Record set:
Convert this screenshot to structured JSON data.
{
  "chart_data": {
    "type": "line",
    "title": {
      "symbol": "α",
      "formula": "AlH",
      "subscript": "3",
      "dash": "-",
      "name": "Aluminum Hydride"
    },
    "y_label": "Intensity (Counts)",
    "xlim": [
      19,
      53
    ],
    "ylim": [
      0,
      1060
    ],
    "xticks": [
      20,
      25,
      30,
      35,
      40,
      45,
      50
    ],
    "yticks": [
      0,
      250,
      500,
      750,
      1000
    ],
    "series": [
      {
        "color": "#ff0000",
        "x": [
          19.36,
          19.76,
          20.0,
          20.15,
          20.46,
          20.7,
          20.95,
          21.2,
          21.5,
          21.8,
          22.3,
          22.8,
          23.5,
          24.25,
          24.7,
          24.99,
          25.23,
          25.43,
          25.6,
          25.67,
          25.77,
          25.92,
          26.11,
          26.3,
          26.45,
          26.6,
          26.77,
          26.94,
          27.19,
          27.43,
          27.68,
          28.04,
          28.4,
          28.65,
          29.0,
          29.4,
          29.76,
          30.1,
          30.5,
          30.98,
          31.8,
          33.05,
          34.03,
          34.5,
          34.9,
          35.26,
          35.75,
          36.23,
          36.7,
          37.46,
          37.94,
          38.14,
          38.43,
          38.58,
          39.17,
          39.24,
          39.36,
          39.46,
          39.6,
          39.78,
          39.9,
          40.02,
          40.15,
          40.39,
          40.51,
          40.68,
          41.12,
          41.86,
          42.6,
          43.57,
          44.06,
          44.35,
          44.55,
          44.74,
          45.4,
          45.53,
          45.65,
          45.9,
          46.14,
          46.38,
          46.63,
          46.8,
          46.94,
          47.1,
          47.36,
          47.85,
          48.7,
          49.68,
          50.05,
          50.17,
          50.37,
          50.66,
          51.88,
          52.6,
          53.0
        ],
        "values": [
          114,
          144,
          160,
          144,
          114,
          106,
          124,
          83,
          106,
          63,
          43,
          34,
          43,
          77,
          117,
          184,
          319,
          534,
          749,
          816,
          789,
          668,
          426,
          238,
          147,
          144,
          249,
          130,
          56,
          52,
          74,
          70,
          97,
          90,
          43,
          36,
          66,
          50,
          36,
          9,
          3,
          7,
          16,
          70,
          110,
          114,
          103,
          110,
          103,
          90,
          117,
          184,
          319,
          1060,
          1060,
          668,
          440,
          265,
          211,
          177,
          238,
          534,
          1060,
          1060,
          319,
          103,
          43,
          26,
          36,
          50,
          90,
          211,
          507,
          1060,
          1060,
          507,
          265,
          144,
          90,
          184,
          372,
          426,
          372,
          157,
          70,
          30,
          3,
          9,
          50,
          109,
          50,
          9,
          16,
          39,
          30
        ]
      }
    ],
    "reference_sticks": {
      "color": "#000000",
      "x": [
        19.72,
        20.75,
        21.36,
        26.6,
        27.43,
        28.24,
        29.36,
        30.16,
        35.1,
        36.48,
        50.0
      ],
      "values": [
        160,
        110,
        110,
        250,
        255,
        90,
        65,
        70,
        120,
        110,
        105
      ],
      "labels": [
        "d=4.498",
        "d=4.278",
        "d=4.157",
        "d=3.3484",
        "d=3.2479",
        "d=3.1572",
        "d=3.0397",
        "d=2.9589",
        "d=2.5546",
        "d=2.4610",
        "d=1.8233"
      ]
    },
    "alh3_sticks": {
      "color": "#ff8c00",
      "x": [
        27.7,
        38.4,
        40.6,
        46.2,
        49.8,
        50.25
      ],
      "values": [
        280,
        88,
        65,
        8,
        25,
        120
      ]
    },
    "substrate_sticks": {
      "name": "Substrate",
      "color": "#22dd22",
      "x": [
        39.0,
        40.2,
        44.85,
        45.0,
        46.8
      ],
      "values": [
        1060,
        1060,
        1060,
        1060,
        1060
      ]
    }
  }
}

Do this: Your task is to print all of the records exactly.

Written response:
Convert this screenshot to structured JSON data.
{
  "chart_data": {
    "type": "line",
    "title": {
      "symbol": "α",
      "formula": "AlH",
      "subscript": "3",
      "dash": "-",
      "name": "Aluminum Hydride"
    },
    "y_label": "Intensity (Counts)",
    "xlim": [
      19,
      53
    ],
    "ylim": [
      0,
      1060
    ],
    "xticks": [
      20,
      25,
      30,
      35,
      40,
      45,
      50
    ],
    "yticks": [
      0,
      250,
      500,
      750,
      1000
    ],
    "series": [
      {
        "color": "#ff0000",
        "x": [
          19.36,
          19.76,
          20.0,
          20.15,
          20.46,
          20.7,
          20.95,
          21.2,
          21.5,
          21.8,
          22.3,
          22.8,
          23.5,
          24.25,
          24.7,
          24.99,
          25.23,
          25.43,
          25.6,
          25.67,
          25.77,
          25.92,
          26.11,
          26.3,
          26.45,
          26.6,
          26.77,
          26.94,
          27.19,
          27.43,
          27.68,
          28.04,
          28.4,
          28.65,
          29.0,
          29.4,
          29.76,
          30.1,
          30.5,
          30.98,
          31.8,
          33.05,
          34.03,
          34.5,
          34.9,
          35.26,
          35.75,
          36.23,
          36.7,
          37.46,
          37.94,
          38.14,
          38.43,
          38.58,
          39.17,
          39.24,
          39.36,
          39.46,
          39.6,
          39.78,
          39.9,
          40.02,
          40.15,
          40.39,
          40.51,
          40.68,
          41.12,
          41.86,
          42.6,
          43.57,
          44.06,
          44.35,
          44.55,
          44.74,
          45.4,
          45.53,
          45.65,
          45.9,
          46.14,
          46.38,
          46.63,
          46.8,
          46.94,
          47.1,
          47.36,
          47.85,
          48.7,
          49.68,
          50.05,
          50.17,
          50.37,
          50.66,
          51.88,
          52.6,
          53.0
        ],
        "values": [
          114,
          144,
          160,
          144,
          114,
          106,
          124,
          83,
          106,
          63,
          43,
          34,
          43,
          77,
          117,
          184,
          319,
          534,
          749,
          816,
          789,
          668,
          426,
          238,
          147,
          144,
          249,
          130,
          56,
          52,
          74,
          70,
          97,
          90,
          43,
          36,
          66,
          50,
          36,
          9,
          3,
          7,
          16,
          70,
          110,
          114,
          103,
          110,
          103,
          90,
          117,
          184,
          319,
          1060,
          1060,
          668,
          440,
          265,
          211,
          177,
          238,
          534,
          1060,
          1060,
          319,
          103,
          43,
          26,
          36,
          50,
          90,
          211,
          507,
          1060,
          1060,
          507,
          265,
          144,
          90,
          184,
          372,
          426,
          372,
          157,
          70,
          30,
          3,
          9,
          50,
          109,
          50,
          9,
          16,
          39,
          30
        ]
      }
    ],
    "reference_sticks": {
      "color": "#000000",
      "x": [
        19.72,
        20.75,
        21.36,
        26.6,
        27.43,
        28.24,
        29.36,
        30.16,
        35.1,
        36.48,
        50.0
      ],
      "values": [
        160,
        110,
        110,
        250,
        255,
        90,
        65,
        70,
        120,
        110,
        105
      ],
      "labels": [
        "d=4.498",
        "d=4.278",
        "d=4.157",
        "d=3.3484",
        "d=3.2479",
        "d=3.1572",
        "d=3.0397",
        "d=2.9589",
        "d=2.5546",
        "d=2.4610",
        "d=1.8233"
      ]
    },
    "alh3_sticks": {
      "color": "#ff8c00",
      "x": [
        27.7,
        38.4,
        40.6,
        46.2,
        49.8,
        50.25
      ],
      "values": [
        280,
        88,
        65,
        8,
        25,
        120
      ]
    },
    "substrate_sticks": {
      "name": "Substrate",
      "color": "#22dd22",
      "x": [
        39.0,
        40.2,
        44.85,
        45.0,
        46.8
      ],
      "values": [
        1060,
        1060,
        1060,
        1060,
        1060
      ]
    }
  }
}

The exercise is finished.